* _Task goal_
Extract every record, exactly as written, and ignore the pictures.

* _Recorded information_
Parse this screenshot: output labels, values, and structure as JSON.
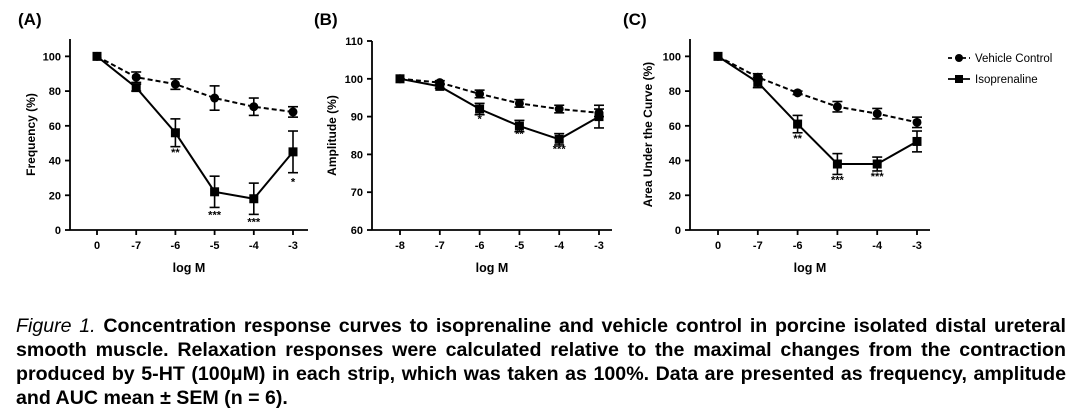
{
  "chart_data": [
    {
      "type": "line",
      "panel_label": "(A)",
      "xlabel": "log M",
      "ylabel": "Frequency (%)",
      "categories": [
        "0",
        "-7",
        "-6",
        "-5",
        "-4",
        "-3"
      ],
      "ylim": [
        0,
        110
      ],
      "yticks": [
        0,
        20,
        40,
        60,
        80,
        100
      ],
      "grid": false,
      "series": [
        {
          "name": "Vehicle Control",
          "marker": "circle",
          "dash": "dashed",
          "values": [
            100,
            88,
            84,
            76,
            71,
            68
          ],
          "sem": [
            0,
            3,
            3,
            7,
            5,
            3
          ]
        },
        {
          "name": "Isoprenaline",
          "marker": "square",
          "dash": "solid",
          "values": [
            100,
            82,
            56,
            22,
            18,
            45
          ],
          "sem": [
            0,
            2,
            8,
            9,
            9,
            12
          ]
        }
      ],
      "annotations": [
        {
          "category": "-6",
          "value": 45,
          "text": "**"
        },
        {
          "category": "-5",
          "value": 9,
          "text": "***"
        },
        {
          "category": "-4",
          "value": 5,
          "text": "***"
        },
        {
          "category": "-3",
          "value": 28,
          "text": "*"
        }
      ]
    },
    {
      "type": "line",
      "panel_label": "(B)",
      "xlabel": "log M",
      "ylabel": "Amplitude (%)",
      "categories": [
        "-8",
        "-7",
        "-6",
        "-5",
        "-4",
        "-3"
      ],
      "ylim": [
        60,
        110
      ],
      "yticks": [
        60,
        70,
        80,
        90,
        100,
        110
      ],
      "grid": false,
      "series": [
        {
          "name": "Vehicle Control",
          "marker": "circle",
          "dash": "dashed",
          "values": [
            100,
            99,
            96,
            93.5,
            92,
            91
          ],
          "sem": [
            0,
            0.5,
            1,
            1,
            1,
            1
          ]
        },
        {
          "name": "Isoprenaline",
          "marker": "square",
          "dash": "solid",
          "values": [
            100,
            98,
            92,
            87.5,
            84,
            90
          ],
          "sem": [
            0,
            0.5,
            1.5,
            1.5,
            1.5,
            3
          ]
        }
      ],
      "annotations": [
        {
          "category": "-6",
          "value": 89.5,
          "text": "*"
        },
        {
          "category": "-5",
          "value": 85.5,
          "text": "**"
        },
        {
          "category": "-4",
          "value": 81.5,
          "text": "***"
        }
      ]
    },
    {
      "type": "line",
      "panel_label": "(C)",
      "xlabel": "log M",
      "ylabel": "Area  Under the Curve (%)",
      "categories": [
        "0",
        "-7",
        "-6",
        "-5",
        "-4",
        "-3"
      ],
      "ylim": [
        0,
        110
      ],
      "yticks": [
        0,
        20,
        40,
        60,
        80,
        100
      ],
      "grid": false,
      "legend": "top-right",
      "series": [
        {
          "name": "Vehicle Control",
          "marker": "circle",
          "dash": "dashed",
          "values": [
            100,
            88,
            79,
            71,
            67,
            62
          ],
          "sem": [
            0,
            2,
            1,
            3,
            3,
            3
          ]
        },
        {
          "name": "Isoprenaline",
          "marker": "square",
          "dash": "solid",
          "values": [
            100,
            85,
            61,
            38,
            38,
            51
          ],
          "sem": [
            0,
            3,
            5,
            6,
            4,
            6
          ]
        }
      ],
      "annotations": [
        {
          "category": "-6",
          "value": 53,
          "text": "**"
        },
        {
          "category": "-5",
          "value": 29,
          "text": "***"
        },
        {
          "category": "-4",
          "value": 31,
          "text": "***"
        }
      ]
    }
  ],
  "caption": {
    "lead": "Figure 1.",
    "body": "Concentration response curves to isoprenaline and vehicle control  in porcine isolated distal ureteral smooth muscle. Relaxation responses were calculated relative to the maximal changes from the contraction produced by 5-HT (100μM) in each strip, which was taken as 100%. Data are presented as frequency, amplitude and AUC mean ± SEM (n = 6)."
  }
}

* _Full solution_
Parse this screenshot: output labels, values, and structure as JSON.
{
  "chart_data": [
    {
      "type": "line",
      "panel_label": "(A)",
      "xlabel": "log M",
      "ylabel": "Frequency (%)",
      "categories": [
        "0",
        "-7",
        "-6",
        "-5",
        "-4",
        "-3"
      ],
      "ylim": [
        0,
        110
      ],
      "yticks": [
        0,
        20,
        40,
        60,
        80,
        100
      ],
      "grid": false,
      "series": [
        {
          "name": "Vehicle Control",
          "marker": "circle",
          "dash": "dashed",
          "values": [
            100,
            88,
            84,
            76,
            71,
            68
          ],
          "sem": [
            0,
            3,
            3,
            7,
            5,
            3
          ]
        },
        {
          "name": "Isoprenaline",
          "marker": "square",
          "dash": "solid",
          "values": [
            100,
            82,
            56,
            22,
            18,
            45
          ],
          "sem": [
            0,
            2,
            8,
            9,
            9,
            12
          ]
        }
      ],
      "annotations": [
        {
          "category": "-6",
          "value": 45,
          "text": "**"
        },
        {
          "category": "-5",
          "value": 9,
          "text": "***"
        },
        {
          "category": "-4",
          "value": 5,
          "text": "***"
        },
        {
          "category": "-3",
          "value": 28,
          "text": "*"
        }
      ]
    },
    {
      "type": "line",
      "panel_label": "(B)",
      "xlabel": "log M",
      "ylabel": "Amplitude (%)",
      "categories": [
        "-8",
        "-7",
        "-6",
        "-5",
        "-4",
        "-3"
      ],
      "ylim": [
        60,
        110
      ],
      "yticks": [
        60,
        70,
        80,
        90,
        100,
        110
      ],
      "grid": false,
      "series": [
        {
          "name": "Vehicle Control",
          "marker": "circle",
          "dash": "dashed",
          "values": [
            100,
            99,
            96,
            93.5,
            92,
            91
          ],
          "sem": [
            0,
            0.5,
            1,
            1,
            1,
            1
          ]
        },
        {
          "name": "Isoprenaline",
          "marker": "square",
          "dash": "solid",
          "values": [
            100,
            98,
            92,
            87.5,
            84,
            90
          ],
          "sem": [
            0,
            0.5,
            1.5,
            1.5,
            1.5,
            3
          ]
        }
      ],
      "annotations": [
        {
          "category": "-6",
          "value": 89.5,
          "text": "*"
        },
        {
          "category": "-5",
          "value": 85.5,
          "text": "**"
        },
        {
          "category": "-4",
          "value": 81.5,
          "text": "***"
        }
      ]
    },
    {
      "type": "line",
      "panel_label": "(C)",
      "xlabel": "log M",
      "ylabel": "Area  Under the Curve (%)",
      "categories": [
        "0",
        "-7",
        "-6",
        "-5",
        "-4",
        "-3"
      ],
      "ylim": [
        0,
        110
      ],
      "yticks": [
        0,
        20,
        40,
        60,
        80,
        100
      ],
      "grid": false,
      "legend": "top-right",
      "series": [
        {
          "name": "Vehicle Control",
          "marker": "circle",
          "dash": "dashed",
          "values": [
            100,
            88,
            79,
            71,
            67,
            62
          ],
          "sem": [
            0,
            2,
            1,
            3,
            3,
            3
          ]
        },
        {
          "name": "Isoprenaline",
          "marker": "square",
          "dash": "solid",
          "values": [
            100,
            85,
            61,
            38,
            38,
            51
          ],
          "sem": [
            0,
            3,
            5,
            6,
            4,
            6
          ]
        }
      ],
      "annotations": [
        {
          "category": "-6",
          "value": 53,
          "text": "**"
        },
        {
          "category": "-5",
          "value": 29,
          "text": "***"
        },
        {
          "category": "-4",
          "value": 31,
          "text": "***"
        }
      ]
    }
  ],
  "caption": {
    "lead": "Figure 1.",
    "body": "Concentration response curves to isoprenaline and vehicle control  in porcine isolated distal ureteral smooth muscle. Relaxation responses were calculated relative to the maximal changes from the contraction produced by 5-HT (100μM) in each strip, which was taken as 100%. Data are presented as frequency, amplitude and AUC mean ± SEM (n = 6)."
  }
}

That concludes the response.